Text section >>
┌──
2. Else, is it better for her to apply for PR separately?

Thx in advance!!!

Regards
Bala


----------



## espresso (Nov 2, 2012)

Hi Bala, 

1. If your PR has already been granted, you cannot add her to the visa anymore - you should have included her as a dependent during processing. 

2. You could do that or apply for a partner visa for her. Note that - unless you have been in a relationship for 3+ years or have kids together - she will get a temporary partner visa (subclass 820) first and two years after that a permanent partner visa (subclass 801). The average processing time for the partner visa is 12 to 15 months, so if she is eligible for PR in her own right, I'd probably recommend that. 

Cheers, 
Monika


----------



## balamadu (Jul 30, 2011)

Hi Monika,

Thanks a lot for your quick response.

Actually, when I applied for PR I was not married hence couldn't include her name in the visa.

Also, I checked the partner visa link and not able to find this point (you have been in a relationship for 3+ years or have kids together) for temporary partner visa. Pls let me know if you find it in the link.

One more thing is that she might want to bring her relatives here and in this case I think PR is better. Am I correct?

I live in Sydney and how about you and your family?

Thanks
Bala


----------



## Guest (Feb 27, 2014)

She wont get PR. She will get a temporary spouse visa and in 2 years they will check you are still in a relationship and living as man and wife. If you are she will get PR then. 

What family would she want to bring? Its not that easy to just bring family into Australia to live unless they are 100% dependent and living in your hone.


----------



## espresso (Nov 2, 2012)
└──
Dataset content >>
┌──
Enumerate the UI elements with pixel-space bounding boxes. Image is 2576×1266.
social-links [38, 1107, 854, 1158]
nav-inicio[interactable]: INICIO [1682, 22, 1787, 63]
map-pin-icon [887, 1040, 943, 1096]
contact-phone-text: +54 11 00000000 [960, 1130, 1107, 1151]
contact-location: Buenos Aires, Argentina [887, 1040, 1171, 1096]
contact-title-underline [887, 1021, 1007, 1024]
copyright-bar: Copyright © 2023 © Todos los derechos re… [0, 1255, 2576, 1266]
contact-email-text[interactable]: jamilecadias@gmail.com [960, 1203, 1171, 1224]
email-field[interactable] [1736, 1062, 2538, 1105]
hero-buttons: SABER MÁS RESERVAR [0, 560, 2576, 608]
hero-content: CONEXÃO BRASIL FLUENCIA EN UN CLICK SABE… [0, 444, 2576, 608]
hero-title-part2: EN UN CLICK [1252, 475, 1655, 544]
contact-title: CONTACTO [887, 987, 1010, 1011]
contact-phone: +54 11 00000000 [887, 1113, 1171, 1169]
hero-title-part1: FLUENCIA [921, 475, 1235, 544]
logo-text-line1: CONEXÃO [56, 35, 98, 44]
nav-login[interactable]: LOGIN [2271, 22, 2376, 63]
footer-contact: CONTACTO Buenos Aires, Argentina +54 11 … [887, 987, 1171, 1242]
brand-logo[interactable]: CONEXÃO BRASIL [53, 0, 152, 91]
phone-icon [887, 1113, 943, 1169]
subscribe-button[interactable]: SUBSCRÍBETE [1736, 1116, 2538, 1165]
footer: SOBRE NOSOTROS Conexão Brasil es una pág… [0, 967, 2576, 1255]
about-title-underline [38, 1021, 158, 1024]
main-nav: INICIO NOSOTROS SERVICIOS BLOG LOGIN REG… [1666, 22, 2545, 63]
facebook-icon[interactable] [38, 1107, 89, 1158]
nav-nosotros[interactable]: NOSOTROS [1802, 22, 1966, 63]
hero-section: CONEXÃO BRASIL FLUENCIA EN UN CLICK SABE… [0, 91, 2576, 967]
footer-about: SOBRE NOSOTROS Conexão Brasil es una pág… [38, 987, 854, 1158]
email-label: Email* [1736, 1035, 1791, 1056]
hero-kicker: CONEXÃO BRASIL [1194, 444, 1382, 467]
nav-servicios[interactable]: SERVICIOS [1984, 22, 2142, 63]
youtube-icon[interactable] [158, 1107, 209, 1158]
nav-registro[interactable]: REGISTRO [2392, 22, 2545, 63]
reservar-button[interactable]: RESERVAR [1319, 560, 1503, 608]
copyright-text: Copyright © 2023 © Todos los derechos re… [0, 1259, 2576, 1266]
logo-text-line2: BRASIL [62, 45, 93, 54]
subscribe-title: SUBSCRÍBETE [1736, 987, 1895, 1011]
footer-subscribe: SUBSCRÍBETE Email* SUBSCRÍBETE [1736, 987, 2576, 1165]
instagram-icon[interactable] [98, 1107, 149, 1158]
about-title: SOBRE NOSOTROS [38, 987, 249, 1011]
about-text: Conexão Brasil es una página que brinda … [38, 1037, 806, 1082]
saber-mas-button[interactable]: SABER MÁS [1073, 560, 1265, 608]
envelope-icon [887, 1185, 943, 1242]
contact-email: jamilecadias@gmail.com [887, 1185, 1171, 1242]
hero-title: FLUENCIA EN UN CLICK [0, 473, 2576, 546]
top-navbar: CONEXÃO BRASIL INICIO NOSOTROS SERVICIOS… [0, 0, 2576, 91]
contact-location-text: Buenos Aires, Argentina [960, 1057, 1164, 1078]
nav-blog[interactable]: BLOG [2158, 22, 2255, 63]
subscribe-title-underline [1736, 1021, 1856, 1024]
└──
Instructions for the task >>
Copy out the forum thread on partner visas above, word for word from start to finish.

Result for this task >>
2. Else, is it better for her to apply for PR separately?

Thx in advance!!!

Regards
Bala


----------



## espresso (Nov 2, 2012)

Hi Bala, 

1. If your PR has already been granted, you cannot add her to the visa anymore - you should have included her as a dependent during processing. 

2. You could do that or apply for a partner visa for her. Note that - unless you have been in a relationship for 3+ years or have kids together - she will get a temporary partner visa (subclass 820) first and two years after that a permanent partner visa (subclass 801). The average processing time for the partner visa is 12 to 15 months, so if she is eligible for PR in her own right, I'd probably recommend that. 

Cheers, 
Monika


----------



## balamadu (Jul 30, 2011)

Hi Monika,

Thanks a lot for your quick response.

Actually, when I applied for PR I was not married hence couldn't include her name in the visa.

Also, I checked the partner visa link and not able to find this point (you have been in a relationship for 3+ years or have kids together) for temporary partner visa. Pls let me know if you find it in the link.

One more thing is that she might want to bring her relatives here and in this case I think PR is better. Am I correct?

I live in Sydney and how about you and your family?

Thanks
Bala


----------



## Guest (Feb 27, 2014)

She wont get PR. She will get a temporary spouse visa and in 2 years they will check you are still in a relationship and living as man and wife. If you are she will get PR then. 

What family would she want to bring? Its not that easy to just bring family into Australia to live unless they are 100% dependent and living in your hone.


----------



## espresso (Nov 2, 2012)